━━━ RECORDS SHOWN
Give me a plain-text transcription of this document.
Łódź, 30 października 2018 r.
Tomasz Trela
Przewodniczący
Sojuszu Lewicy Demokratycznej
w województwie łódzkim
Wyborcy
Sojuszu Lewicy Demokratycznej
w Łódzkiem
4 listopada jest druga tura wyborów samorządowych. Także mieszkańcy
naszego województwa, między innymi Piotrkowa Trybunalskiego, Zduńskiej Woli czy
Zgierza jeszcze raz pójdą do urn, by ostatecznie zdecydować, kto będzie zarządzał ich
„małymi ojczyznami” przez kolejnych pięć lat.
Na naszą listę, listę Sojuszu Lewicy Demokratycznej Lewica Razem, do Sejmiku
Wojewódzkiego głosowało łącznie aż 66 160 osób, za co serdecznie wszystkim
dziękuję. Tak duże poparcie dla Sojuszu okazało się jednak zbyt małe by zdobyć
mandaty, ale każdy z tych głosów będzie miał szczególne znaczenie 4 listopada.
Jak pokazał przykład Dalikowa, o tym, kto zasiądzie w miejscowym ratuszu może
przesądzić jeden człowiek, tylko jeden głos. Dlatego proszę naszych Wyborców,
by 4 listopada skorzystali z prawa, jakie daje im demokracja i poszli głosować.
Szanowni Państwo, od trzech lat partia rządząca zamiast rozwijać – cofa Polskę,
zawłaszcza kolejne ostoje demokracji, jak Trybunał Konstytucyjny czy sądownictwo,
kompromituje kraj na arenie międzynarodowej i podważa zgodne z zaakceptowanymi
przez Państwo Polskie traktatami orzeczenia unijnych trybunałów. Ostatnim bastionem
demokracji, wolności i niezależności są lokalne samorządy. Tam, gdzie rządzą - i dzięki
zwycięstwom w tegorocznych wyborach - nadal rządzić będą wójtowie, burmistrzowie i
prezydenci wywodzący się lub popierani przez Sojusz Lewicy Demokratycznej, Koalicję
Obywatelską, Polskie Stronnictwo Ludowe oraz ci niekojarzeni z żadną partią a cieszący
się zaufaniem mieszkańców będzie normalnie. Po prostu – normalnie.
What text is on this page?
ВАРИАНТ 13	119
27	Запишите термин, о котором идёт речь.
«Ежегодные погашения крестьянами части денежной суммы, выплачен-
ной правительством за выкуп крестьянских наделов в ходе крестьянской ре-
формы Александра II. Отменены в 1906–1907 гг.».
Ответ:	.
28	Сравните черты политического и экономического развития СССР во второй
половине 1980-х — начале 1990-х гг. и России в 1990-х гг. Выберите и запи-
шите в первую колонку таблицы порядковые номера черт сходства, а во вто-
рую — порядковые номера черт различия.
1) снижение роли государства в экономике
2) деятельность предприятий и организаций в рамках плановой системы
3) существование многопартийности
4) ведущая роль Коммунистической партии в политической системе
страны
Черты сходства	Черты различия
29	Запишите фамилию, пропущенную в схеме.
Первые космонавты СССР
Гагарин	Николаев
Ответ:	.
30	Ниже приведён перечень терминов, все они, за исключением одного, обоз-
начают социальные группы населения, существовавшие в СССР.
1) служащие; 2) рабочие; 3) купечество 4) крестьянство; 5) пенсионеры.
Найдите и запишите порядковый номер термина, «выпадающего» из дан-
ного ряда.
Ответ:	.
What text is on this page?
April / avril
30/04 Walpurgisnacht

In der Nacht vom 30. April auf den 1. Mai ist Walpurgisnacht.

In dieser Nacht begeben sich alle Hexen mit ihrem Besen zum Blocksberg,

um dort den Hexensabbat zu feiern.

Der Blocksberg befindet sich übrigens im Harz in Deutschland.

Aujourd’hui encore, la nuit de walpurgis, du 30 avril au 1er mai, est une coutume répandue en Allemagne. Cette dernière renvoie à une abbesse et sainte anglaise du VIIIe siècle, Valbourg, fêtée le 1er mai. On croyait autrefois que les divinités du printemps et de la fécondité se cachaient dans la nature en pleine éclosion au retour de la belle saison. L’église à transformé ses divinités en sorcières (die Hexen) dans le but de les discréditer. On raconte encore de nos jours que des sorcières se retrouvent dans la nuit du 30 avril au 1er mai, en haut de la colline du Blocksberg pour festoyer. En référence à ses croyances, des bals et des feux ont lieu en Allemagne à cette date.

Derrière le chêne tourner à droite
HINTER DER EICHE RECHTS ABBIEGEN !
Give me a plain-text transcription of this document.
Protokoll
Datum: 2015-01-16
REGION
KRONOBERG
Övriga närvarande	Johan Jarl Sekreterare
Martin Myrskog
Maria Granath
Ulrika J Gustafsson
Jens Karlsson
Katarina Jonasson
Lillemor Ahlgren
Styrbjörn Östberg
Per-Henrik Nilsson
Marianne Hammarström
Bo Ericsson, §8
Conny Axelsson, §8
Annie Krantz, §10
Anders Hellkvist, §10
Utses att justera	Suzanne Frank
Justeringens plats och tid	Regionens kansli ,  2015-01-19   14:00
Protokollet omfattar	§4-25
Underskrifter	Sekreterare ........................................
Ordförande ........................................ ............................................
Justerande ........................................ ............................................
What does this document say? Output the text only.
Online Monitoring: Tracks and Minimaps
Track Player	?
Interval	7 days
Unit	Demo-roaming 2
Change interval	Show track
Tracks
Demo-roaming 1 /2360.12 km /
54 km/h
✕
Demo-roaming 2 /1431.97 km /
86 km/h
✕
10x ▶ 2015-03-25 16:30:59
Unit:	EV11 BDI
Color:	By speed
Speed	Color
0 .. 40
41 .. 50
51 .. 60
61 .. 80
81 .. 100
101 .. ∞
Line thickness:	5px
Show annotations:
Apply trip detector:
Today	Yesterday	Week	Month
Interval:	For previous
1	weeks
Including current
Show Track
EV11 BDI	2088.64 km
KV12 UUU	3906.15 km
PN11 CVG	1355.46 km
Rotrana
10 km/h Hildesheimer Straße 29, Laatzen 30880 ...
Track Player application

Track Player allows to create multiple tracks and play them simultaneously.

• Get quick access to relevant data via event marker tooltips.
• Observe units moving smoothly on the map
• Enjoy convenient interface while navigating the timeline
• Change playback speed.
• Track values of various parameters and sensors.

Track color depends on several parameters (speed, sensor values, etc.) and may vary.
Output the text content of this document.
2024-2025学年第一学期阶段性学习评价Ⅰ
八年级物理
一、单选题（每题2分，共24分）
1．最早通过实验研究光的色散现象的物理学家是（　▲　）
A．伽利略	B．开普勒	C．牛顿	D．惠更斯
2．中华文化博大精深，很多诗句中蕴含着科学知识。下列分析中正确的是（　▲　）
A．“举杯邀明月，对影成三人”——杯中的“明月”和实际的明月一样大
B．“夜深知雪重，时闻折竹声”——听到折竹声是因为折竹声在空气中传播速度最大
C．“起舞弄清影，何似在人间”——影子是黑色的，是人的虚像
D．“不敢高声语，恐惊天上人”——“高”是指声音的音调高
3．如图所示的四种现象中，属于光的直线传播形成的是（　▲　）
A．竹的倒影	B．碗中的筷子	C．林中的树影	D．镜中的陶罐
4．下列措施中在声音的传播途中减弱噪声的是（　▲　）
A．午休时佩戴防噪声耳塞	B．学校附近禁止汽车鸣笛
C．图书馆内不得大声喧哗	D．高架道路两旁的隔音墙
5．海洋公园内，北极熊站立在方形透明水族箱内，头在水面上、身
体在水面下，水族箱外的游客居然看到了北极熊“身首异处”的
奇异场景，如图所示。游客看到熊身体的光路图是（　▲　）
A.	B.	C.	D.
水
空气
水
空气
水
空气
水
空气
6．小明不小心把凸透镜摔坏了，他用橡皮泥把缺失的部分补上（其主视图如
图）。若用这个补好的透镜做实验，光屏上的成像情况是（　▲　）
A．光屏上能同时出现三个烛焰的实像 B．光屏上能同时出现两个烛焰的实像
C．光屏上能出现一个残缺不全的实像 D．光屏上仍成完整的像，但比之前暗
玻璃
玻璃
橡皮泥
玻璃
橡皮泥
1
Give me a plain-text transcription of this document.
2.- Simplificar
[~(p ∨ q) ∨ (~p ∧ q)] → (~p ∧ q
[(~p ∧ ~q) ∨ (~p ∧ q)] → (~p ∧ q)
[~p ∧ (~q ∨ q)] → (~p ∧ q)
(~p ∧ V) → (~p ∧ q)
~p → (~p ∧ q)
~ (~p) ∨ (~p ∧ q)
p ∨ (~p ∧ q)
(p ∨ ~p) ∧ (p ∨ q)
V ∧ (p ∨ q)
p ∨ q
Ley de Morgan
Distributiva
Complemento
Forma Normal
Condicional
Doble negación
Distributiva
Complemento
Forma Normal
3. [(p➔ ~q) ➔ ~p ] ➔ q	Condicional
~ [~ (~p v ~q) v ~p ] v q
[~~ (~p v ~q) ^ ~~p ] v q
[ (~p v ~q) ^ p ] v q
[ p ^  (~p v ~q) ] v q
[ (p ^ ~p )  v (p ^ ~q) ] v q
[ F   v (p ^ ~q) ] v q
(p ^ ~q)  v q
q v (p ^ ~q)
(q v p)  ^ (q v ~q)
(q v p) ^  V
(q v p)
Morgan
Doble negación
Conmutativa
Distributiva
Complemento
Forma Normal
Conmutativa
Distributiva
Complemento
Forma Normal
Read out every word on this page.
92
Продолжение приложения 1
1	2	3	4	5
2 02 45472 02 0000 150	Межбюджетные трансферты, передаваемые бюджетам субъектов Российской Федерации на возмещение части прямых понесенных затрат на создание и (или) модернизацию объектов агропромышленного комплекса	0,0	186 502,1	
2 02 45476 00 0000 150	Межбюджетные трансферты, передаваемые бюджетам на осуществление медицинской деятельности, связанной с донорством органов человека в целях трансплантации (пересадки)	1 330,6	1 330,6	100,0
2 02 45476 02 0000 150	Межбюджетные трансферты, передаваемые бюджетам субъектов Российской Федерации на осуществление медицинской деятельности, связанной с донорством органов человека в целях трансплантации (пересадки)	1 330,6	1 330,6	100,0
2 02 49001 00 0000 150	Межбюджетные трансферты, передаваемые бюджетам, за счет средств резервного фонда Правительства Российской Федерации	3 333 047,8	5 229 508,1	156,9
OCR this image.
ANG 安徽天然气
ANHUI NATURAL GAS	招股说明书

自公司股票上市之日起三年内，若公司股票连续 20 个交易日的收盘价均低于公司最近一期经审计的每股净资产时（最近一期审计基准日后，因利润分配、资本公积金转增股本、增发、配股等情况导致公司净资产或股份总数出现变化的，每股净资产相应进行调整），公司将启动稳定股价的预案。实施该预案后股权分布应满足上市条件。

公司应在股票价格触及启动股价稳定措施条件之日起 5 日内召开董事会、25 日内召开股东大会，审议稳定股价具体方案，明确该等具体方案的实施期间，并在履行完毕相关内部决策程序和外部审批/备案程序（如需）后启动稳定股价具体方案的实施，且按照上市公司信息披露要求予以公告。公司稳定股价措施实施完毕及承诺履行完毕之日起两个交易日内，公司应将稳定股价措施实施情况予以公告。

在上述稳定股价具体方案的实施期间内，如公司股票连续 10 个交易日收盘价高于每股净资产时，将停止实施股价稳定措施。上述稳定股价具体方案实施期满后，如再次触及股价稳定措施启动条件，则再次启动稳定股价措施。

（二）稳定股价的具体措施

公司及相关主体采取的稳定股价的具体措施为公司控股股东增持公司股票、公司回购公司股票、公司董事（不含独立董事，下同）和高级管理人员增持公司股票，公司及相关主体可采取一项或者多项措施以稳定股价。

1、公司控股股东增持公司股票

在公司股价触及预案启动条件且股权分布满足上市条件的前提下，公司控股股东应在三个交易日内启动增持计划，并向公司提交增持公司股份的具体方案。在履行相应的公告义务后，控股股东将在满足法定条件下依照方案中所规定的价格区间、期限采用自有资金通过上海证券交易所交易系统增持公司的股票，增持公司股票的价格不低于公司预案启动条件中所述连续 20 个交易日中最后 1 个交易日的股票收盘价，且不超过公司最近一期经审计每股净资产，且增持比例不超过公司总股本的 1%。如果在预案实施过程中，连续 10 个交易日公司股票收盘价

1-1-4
━━━━━━
**STATED EXERCISE:** Track down every line of the material containing the string "целях", and copy it.

**FINISHED TASK:**
2 02 45476 00 0000 150	Межбюджетные трансферты, передаваемые бюджетам на осуществление медицинской деятельности, связанной с донорством органов человека в целях трансплантации (пересадки)	1 330,6	1 330,6	100,0
2 02 45476 02 0000 150	Межбюджетные трансферты, передаваемые бюджетам субъектов Российской Федерации на осуществление медицинской деятельности, связанной с донорством органов человека в целях трансплантации (пересадки)	1 330,6	1 330,6	100,0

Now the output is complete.